(Dataset excerpt)
◇ ◇ ◇ ◇ ◇

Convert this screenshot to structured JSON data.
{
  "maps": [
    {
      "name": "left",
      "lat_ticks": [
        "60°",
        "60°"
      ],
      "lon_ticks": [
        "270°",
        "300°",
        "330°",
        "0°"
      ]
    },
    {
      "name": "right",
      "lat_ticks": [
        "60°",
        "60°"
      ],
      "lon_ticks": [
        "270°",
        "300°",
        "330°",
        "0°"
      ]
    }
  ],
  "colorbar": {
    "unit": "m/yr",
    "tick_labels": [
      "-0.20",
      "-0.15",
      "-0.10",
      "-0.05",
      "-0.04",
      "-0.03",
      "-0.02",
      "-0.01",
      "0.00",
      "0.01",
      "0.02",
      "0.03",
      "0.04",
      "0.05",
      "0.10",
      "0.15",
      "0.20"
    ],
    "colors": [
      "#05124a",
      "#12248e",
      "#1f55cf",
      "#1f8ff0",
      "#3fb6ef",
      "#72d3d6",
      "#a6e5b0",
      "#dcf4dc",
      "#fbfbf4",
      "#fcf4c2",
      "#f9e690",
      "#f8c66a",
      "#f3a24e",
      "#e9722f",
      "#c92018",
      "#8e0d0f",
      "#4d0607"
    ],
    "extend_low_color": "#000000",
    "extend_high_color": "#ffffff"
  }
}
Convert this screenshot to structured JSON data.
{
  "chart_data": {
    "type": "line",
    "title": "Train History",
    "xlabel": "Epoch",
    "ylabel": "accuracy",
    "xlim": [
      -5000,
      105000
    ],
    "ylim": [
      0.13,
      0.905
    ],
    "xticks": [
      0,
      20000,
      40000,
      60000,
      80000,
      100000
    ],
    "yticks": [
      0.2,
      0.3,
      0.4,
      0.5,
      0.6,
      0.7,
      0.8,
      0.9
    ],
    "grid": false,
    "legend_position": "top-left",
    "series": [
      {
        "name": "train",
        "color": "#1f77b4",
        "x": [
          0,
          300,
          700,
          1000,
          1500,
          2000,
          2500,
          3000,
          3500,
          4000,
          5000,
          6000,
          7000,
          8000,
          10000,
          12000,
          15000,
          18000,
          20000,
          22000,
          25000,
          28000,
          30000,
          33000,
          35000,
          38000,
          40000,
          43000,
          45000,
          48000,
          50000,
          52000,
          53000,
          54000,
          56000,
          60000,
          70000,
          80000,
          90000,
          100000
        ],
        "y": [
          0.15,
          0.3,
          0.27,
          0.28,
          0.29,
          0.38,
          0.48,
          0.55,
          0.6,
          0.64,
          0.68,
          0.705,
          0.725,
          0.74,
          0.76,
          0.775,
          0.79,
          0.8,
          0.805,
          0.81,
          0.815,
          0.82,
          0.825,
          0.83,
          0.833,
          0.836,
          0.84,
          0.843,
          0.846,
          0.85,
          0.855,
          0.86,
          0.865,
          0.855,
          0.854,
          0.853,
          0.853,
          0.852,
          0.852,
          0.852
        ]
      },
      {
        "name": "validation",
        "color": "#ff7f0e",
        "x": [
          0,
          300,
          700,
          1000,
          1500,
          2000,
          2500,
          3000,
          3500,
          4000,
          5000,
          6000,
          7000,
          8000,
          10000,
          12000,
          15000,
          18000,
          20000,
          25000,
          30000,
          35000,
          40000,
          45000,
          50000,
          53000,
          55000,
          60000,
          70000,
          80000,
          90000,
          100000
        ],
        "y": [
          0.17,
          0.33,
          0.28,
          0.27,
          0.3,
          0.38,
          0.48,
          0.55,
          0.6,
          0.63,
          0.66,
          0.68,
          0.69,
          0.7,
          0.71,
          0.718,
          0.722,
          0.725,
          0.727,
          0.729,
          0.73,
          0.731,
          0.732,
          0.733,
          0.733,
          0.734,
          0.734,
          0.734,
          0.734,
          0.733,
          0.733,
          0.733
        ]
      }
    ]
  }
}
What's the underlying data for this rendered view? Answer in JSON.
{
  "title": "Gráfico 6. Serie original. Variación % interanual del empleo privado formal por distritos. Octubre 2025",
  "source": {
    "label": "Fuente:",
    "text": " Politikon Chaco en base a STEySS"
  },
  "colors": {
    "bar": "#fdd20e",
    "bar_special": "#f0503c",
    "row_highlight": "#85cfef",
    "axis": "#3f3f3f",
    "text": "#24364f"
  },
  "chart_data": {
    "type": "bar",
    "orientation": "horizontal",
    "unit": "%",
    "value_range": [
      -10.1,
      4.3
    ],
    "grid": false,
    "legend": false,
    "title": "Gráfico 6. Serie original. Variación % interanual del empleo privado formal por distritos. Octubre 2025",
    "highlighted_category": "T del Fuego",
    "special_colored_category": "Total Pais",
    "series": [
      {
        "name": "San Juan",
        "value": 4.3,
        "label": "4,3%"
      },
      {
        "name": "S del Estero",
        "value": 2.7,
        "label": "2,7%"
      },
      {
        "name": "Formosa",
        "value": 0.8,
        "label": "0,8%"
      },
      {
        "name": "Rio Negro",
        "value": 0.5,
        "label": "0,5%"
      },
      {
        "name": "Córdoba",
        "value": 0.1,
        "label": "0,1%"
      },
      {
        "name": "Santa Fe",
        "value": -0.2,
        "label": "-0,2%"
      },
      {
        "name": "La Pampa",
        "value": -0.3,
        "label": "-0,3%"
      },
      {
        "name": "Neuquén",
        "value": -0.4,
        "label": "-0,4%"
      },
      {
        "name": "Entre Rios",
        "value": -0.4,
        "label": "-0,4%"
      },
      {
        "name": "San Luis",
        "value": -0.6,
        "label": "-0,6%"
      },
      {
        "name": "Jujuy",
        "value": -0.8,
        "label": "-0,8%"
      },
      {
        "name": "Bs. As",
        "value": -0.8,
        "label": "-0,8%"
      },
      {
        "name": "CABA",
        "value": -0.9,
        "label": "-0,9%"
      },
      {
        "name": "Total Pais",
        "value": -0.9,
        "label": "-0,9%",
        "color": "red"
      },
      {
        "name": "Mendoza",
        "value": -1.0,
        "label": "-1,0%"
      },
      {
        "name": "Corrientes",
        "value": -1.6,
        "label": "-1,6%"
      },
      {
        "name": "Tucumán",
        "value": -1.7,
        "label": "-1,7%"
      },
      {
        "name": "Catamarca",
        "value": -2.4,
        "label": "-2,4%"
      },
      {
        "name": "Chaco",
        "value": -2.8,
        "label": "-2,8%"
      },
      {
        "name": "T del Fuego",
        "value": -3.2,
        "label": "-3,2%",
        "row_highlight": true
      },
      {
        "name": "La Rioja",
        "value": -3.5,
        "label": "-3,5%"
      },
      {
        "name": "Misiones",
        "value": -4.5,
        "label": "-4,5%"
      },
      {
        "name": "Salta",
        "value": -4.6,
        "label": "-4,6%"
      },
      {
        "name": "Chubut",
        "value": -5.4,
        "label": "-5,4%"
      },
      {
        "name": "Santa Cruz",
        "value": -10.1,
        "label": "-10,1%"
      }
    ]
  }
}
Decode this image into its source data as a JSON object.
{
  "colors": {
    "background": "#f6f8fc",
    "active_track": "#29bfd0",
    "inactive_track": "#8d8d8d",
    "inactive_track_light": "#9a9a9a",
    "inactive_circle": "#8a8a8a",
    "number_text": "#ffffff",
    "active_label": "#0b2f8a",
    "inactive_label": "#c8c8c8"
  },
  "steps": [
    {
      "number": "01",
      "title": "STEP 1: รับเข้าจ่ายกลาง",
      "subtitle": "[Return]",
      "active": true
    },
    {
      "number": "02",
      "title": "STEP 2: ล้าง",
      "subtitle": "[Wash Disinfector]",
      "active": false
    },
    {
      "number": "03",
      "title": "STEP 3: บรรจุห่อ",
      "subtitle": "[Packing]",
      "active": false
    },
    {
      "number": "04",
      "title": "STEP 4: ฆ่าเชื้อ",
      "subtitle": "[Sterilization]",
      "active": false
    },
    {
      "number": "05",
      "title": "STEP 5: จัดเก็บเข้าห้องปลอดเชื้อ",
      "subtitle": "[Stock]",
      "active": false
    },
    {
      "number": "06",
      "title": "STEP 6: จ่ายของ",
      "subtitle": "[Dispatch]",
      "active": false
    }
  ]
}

◇ ◇ ◇ ◇ ◇

- **What is required**: Copy only the stretch running from the line containing "Decode this image" to the final line of the entries, both ends included, exactly as it stands.

- **Answer for the task**:
Decode this image into its source data as a JSON object.
{
  "colors": {
    "background": "#f6f8fc",
    "active_track": "#29bfd0",
    "inactive_track": "#8d8d8d",
    "inactive_track_light": "#9a9a9a",
    "inactive_circle": "#8a8a8a",
    "number_text": "#ffffff",
    "active_label": "#0b2f8a",
    "inactive_label": "#c8c8c8"
  },
  "steps": [
    {
      "number": "01",
      "title": "STEP 1: รับเข้าจ่ายกลาง",
      "subtitle": "[Return]",
      "active": true
    },
    {
      "number": "02",
      "title": "STEP 2: ล้าง",
      "subtitle": "[Wash Disinfector]",
      "active": false
    },
    {
      "number": "03",
      "title": "STEP 3: บรรจุห่อ",
      "subtitle": "[Packing]",
      "active": false
    },
    {
      "number": "04",
      "title": "STEP 4: ฆ่าเชื้อ",
      "subtitle": "[Sterilization]",
      "active": false
    },
    {
      "number": "05",
      "title": "STEP 5: จัดเก็บเข้าห้องปลอดเชื้อ",
      "subtitle": "[Stock]",
      "active": false
    },
    {
      "number": "06",
      "title": "STEP 6: จ่ายของ",
      "subtitle": "[Dispatch]",
      "active": false
    }
  ]
}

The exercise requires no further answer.